• _EXERCISE AIM_: Restate, word for word, every line of the data.

[Source records]
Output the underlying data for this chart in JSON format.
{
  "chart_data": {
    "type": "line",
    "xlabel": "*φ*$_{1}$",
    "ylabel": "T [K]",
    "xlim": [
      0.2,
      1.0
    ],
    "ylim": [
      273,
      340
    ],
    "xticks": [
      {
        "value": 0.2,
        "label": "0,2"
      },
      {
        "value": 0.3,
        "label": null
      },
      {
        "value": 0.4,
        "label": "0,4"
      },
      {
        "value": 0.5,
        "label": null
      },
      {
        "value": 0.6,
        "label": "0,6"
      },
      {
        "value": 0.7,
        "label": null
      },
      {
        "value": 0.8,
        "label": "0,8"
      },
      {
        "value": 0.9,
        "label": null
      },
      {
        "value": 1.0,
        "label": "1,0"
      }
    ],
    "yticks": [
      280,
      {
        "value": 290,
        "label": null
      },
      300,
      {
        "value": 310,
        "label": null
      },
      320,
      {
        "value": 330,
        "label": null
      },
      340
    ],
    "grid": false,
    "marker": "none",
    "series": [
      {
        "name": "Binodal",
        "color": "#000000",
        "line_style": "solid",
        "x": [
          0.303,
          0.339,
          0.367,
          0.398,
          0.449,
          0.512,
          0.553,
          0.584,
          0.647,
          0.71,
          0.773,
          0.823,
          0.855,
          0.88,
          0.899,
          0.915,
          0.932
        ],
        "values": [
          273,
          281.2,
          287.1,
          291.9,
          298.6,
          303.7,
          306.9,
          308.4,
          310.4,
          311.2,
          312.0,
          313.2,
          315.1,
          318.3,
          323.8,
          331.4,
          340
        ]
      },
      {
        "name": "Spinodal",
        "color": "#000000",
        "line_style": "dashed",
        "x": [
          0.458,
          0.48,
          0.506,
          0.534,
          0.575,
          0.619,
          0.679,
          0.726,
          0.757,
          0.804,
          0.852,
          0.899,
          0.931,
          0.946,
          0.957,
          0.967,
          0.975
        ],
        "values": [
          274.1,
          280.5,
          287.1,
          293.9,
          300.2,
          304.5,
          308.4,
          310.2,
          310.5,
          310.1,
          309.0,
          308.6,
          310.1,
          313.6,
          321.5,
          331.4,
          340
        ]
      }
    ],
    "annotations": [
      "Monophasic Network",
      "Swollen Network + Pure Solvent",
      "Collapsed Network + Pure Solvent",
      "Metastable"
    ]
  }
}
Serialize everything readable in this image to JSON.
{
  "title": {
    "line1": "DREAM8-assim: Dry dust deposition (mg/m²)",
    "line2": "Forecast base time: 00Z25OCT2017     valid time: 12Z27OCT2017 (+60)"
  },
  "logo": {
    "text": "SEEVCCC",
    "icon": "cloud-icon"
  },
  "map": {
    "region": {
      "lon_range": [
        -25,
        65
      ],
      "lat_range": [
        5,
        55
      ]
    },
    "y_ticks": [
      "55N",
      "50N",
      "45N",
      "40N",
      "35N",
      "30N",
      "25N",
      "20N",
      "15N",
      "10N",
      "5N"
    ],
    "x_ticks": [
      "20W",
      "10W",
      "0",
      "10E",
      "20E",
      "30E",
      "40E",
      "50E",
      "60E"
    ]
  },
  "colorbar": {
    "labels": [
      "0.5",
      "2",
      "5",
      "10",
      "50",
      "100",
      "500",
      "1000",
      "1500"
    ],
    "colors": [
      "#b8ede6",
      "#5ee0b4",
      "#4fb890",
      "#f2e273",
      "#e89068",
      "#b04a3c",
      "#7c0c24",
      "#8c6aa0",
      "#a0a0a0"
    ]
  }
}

• _EXERCISE SOLUTION_:
Output the underlying data for this chart in JSON format.
{
  "chart_data": {
    "type": "line",
    "xlabel": "*φ*$_{1}$",
    "ylabel": "T [K]",
    "xlim": [
      0.2,
      1.0
    ],
    "ylim": [
      273,
      340
    ],
    "xticks": [
      {
        "value": 0.2,
        "label": "0,2"
      },
      {
        "value": 0.3,
        "label": null
      },
      {
        "value": 0.4,
        "label": "0,4"
      },
      {
        "value": 0.5,
        "label": null
      },
      {
        "value": 0.6,
        "label": "0,6"
      },
      {
        "value": 0.7,
        "label": null
      },
      {
        "value": 0.8,
        "label": "0,8"
      },
      {
        "value": 0.9,
        "label": null
      },
      {
        "value": 1.0,
        "label": "1,0"
      }
    ],
    "yticks": [
      280,
      {
        "value": 290,
        "label": null
      },
      300,
      {
        "value": 310,
        "label": null
      },
      320,
      {
        "value": 330,
        "label": null
      },
      340
    ],
    "grid": false,
    "marker": "none",
    "series": [
      {
        "name": "Binodal",
        "color": "#000000",
        "line_style": "solid",
        "x": [
          0.303,
          0.339,
          0.367,
          0.398,
          0.449,
          0.512,
          0.553,
          0.584,
          0.647,
          0.71,
          0.773,
          0.823,
          0.855,
          0.88,
          0.899,
          0.915,
          0.932
        ],
        "values": [
          273,
          281.2,
          287.1,
          291.9,
          298.6,
          303.7,
          306.9,
          308.4,
          310.4,
          311.2,
          312.0,
          313.2,
          315.1,
          318.3,
          323.8,
          331.4,
          340
        ]
      },
      {
        "name": "Spinodal",
        "color": "#000000",
        "line_style": "dashed",
        "x": [
          0.458,
          0.48,
          0.506,
          0.534,
          0.575,
          0.619,
          0.679,
          0.726,
          0.757,
          0.804,
          0.852,
          0.899,
          0.931,
          0.946,
          0.957,
          0.967,
          0.975
        ],
        "values": [
          274.1,
          280.5,
          287.1,
          293.9,
          300.2,
          304.5,
          308.4,
          310.2,
          310.5,
          310.1,
          309.0,
          308.6,
          310.1,
          313.6,
          321.5,
          331.4,
          340
        ]
      }
    ],
    "annotations": [
      "Monophasic Network",
      "Swollen Network + Pure Solvent",
      "Collapsed Network + Pure Solvent",
      "Metastable"
    ]
  }
}
Serialize everything readable in this image to JSON.
{
  "title": {
    "line1": "DREAM8-assim: Dry dust deposition (mg/m²)",
    "line2": "Forecast base time: 00Z25OCT2017     valid time: 12Z27OCT2017 (+60)"
  },
  "logo": {
    "text": "SEEVCCC",
    "icon": "cloud-icon"
  },
  "map": {
    "region": {
      "lon_range": [
        -25,
        65
      ],
      "lat_range": [
        5,
        55
      ]
    },
    "y_ticks": [
      "55N",
      "50N",
      "45N",
      "40N",
      "35N",
      "30N",
      "25N",
      "20N",
      "15N",
      "10N",
      "5N"
    ],
    "x_ticks": [
      "20W",
      "10W",
      "0",
      "10E",
      "20E",
      "30E",
      "40E",
      "50E",
      "60E"
    ]
  },
  "colorbar": {
    "labels": [
      "0.5",
      "2",
      "5",
      "10",
      "50",
      "100",
      "500",
      "1000",
      "1500"
    ],
    "colors": [
      "#b8ede6",
      "#5ee0b4",
      "#4fb890",
      "#f2e273",
      "#e89068",
      "#b04a3c",
      "#7c0c24",
      "#8c6aa0",
      "#a0a0a0"
    ]
  }
}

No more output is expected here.